> [WHAT IS REQUIRED] Print every one of the lines below, keeping each character unchanged.

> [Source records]

========================

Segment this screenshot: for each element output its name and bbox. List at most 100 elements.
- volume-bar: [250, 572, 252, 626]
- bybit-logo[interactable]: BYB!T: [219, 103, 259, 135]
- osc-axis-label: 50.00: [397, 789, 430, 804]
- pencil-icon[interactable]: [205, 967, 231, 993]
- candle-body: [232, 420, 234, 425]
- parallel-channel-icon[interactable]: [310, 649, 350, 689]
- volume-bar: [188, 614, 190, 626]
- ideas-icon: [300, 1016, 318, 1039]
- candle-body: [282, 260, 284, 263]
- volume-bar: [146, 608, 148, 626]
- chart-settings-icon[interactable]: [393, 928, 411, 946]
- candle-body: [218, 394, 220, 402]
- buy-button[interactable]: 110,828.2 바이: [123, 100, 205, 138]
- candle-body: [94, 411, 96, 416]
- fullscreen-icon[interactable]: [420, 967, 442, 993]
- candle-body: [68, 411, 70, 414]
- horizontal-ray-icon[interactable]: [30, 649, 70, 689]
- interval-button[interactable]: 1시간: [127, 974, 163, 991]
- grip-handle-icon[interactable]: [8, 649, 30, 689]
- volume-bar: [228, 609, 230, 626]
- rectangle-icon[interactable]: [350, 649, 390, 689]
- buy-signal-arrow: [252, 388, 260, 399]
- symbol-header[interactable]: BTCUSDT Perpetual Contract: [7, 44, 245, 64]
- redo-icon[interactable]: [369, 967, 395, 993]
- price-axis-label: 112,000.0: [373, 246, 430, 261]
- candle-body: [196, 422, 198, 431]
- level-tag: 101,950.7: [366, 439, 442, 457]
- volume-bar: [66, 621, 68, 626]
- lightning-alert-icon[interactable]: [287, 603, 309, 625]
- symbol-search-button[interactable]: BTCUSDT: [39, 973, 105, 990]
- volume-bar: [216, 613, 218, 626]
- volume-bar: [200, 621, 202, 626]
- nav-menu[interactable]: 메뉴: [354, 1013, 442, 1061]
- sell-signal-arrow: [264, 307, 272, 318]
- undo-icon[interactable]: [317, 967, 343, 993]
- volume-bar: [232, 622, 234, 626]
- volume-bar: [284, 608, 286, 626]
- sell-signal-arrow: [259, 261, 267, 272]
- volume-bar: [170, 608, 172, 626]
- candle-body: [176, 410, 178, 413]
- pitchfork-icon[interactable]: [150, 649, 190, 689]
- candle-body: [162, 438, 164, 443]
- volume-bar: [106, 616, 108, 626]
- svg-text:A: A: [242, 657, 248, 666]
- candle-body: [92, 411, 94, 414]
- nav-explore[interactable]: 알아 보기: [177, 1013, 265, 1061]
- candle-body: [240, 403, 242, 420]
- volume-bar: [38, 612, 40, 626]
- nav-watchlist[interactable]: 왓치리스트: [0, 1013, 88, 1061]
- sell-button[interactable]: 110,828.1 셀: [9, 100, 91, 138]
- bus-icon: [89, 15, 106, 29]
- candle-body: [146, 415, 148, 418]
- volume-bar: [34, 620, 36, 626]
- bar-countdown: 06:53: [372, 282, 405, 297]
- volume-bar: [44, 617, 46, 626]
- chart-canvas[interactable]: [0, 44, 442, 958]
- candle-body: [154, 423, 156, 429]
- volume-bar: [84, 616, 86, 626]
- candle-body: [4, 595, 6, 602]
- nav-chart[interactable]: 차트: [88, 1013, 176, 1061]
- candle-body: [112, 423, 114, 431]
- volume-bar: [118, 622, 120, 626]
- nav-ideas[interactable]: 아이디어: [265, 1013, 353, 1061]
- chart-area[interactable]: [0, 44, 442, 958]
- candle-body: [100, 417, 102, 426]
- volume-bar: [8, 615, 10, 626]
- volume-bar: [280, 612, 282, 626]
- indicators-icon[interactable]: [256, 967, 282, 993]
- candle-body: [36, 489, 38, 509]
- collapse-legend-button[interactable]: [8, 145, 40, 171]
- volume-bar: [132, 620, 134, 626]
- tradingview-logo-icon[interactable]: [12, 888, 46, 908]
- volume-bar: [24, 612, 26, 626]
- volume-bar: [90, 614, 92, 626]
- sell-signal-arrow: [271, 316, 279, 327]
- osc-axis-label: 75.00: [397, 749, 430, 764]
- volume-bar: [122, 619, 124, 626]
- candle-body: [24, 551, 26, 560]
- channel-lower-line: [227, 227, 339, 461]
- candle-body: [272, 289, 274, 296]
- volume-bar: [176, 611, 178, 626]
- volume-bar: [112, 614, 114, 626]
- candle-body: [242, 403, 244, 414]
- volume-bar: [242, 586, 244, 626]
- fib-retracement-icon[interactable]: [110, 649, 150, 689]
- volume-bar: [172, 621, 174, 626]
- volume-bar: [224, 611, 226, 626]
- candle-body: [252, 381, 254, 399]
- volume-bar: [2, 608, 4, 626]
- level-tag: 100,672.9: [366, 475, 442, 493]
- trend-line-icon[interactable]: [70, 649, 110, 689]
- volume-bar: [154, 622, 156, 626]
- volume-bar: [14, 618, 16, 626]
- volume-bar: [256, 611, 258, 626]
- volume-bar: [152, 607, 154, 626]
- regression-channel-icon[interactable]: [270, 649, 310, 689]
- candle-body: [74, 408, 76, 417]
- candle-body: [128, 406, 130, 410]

========================

> [EXERCISE OUTPUT]
Segment this screenshot: for each element output its name and bbox. List at most 100 elements.
- volume-bar: [250, 572, 252, 626]
- bybit-logo[interactable]: BYB!T: [219, 103, 259, 135]
- osc-axis-label: 50.00: [397, 789, 430, 804]
- pencil-icon[interactable]: [205, 967, 231, 993]
- candle-body: [232, 420, 234, 425]
- parallel-channel-icon[interactable]: [310, 649, 350, 689]
- volume-bar: [188, 614, 190, 626]
- ideas-icon: [300, 1016, 318, 1039]
- candle-body: [282, 260, 284, 263]
- volume-bar: [146, 608, 148, 626]
- chart-settings-icon[interactable]: [393, 928, 411, 946]
- candle-body: [218, 394, 220, 402]
- buy-button[interactable]: 110,828.2 바이: [123, 100, 205, 138]
- candle-body: [94, 411, 96, 416]
- fullscreen-icon[interactable]: [420, 967, 442, 993]
- candle-body: [68, 411, 70, 414]
- horizontal-ray-icon[interactable]: [30, 649, 70, 689]
- interval-button[interactable]: 1시간: [127, 974, 163, 991]
- grip-handle-icon[interactable]: [8, 649, 30, 689]
- volume-bar: [228, 609, 230, 626]
- rectangle-icon[interactable]: [350, 649, 390, 689]
- buy-signal-arrow: [252, 388, 260, 399]
- symbol-header[interactable]: BTCUSDT Perpetual Contract: [7, 44, 245, 64]
- redo-icon[interactable]: [369, 967, 395, 993]
- price-axis-label: 112,000.0: [373, 246, 430, 261]
- candle-body: [196, 422, 198, 431]
- level-tag: 101,950.7: [366, 439, 442, 457]
- volume-bar: [66, 621, 68, 626]
- lightning-alert-icon[interactable]: [287, 603, 309, 625]
- symbol-search-button[interactable]: BTCUSDT: [39, 973, 105, 990]
- volume-bar: [216, 613, 218, 626]
- volume-bar: [200, 621, 202, 626]
- nav-menu[interactable]: 메뉴: [354, 1013, 442, 1061]
- sell-signal-arrow: [264, 307, 272, 318]
- undo-icon[interactable]: [317, 967, 343, 993]
- volume-bar: [232, 622, 234, 626]
- volume-bar: [284, 608, 286, 626]
- sell-signal-arrow: [259, 261, 267, 272]
- volume-bar: [170, 608, 172, 626]
- candle-body: [176, 410, 178, 413]
- pitchfork-icon[interactable]: [150, 649, 190, 689]
- candle-body: [162, 438, 164, 443]
- volume-bar: [106, 616, 108, 626]
- svg-text:A: A: [242, 657, 248, 666]
- candle-body: [92, 411, 94, 414]
- nav-explore[interactable]: 알아 보기: [177, 1013, 265, 1061]
- candle-body: [240, 403, 242, 420]
- volume-bar: [38, 612, 40, 626]
- nav-watchlist[interactable]: 왓치리스트: [0, 1013, 88, 1061]
- sell-button[interactable]: 110,828.1 셀: [9, 100, 91, 138]
- bus-icon: [89, 15, 106, 29]
- candle-body: [146, 415, 148, 418]
- volume-bar: [34, 620, 36, 626]
- bar-countdown: 06:53: [372, 282, 405, 297]
- volume-bar: [44, 617, 46, 626]
- chart-canvas[interactable]: [0, 44, 442, 958]
- candle-body: [154, 423, 156, 429]
- volume-bar: [84, 616, 86, 626]
- candle-body: [4, 595, 6, 602]
- nav-chart[interactable]: 차트: [88, 1013, 176, 1061]
- candle-body: [112, 423, 114, 431]
- volume-bar: [118, 622, 120, 626]
- nav-ideas[interactable]: 아이디어: [265, 1013, 353, 1061]
- chart-area[interactable]: [0, 44, 442, 958]
- candle-body: [100, 417, 102, 426]
- volume-bar: [8, 615, 10, 626]
- volume-bar: [280, 612, 282, 626]
- indicators-icon[interactable]: [256, 967, 282, 993]
- candle-body: [36, 489, 38, 509]
- collapse-legend-button[interactable]: [8, 145, 40, 171]
- volume-bar: [132, 620, 134, 626]
- tradingview-logo-icon[interactable]: [12, 888, 46, 908]
- volume-bar: [24, 612, 26, 626]
- volume-bar: [90, 614, 92, 626]
- sell-signal-arrow: [271, 316, 279, 327]
- osc-axis-label: 75.00: [397, 749, 430, 764]
- volume-bar: [122, 619, 124, 626]
- candle-body: [24, 551, 26, 560]
- channel-lower-line: [227, 227, 339, 461]
- candle-body: [272, 289, 274, 296]
- volume-bar: [176, 611, 178, 626]
- volume-bar: [112, 614, 114, 626]
- candle-body: [242, 403, 244, 414]
- volume-bar: [242, 586, 244, 626]
- fib-retracement-icon[interactable]: [110, 649, 150, 689]
- volume-bar: [172, 621, 174, 626]
- volume-bar: [224, 611, 226, 626]
- candle-body: [252, 381, 254, 399]
- volume-bar: [2, 608, 4, 626]
- level-tag: 100,672.9: [366, 475, 442, 493]
- trend-line-icon[interactable]: [70, 649, 110, 689]
- volume-bar: [154, 622, 156, 626]
- volume-bar: [14, 618, 16, 626]
- volume-bar: [256, 611, 258, 626]
- volume-bar: [152, 607, 154, 626]
- regression-channel-icon[interactable]: [270, 649, 310, 689]
- candle-body: [74, 408, 76, 417]
- candle-body: [128, 406, 130, 410]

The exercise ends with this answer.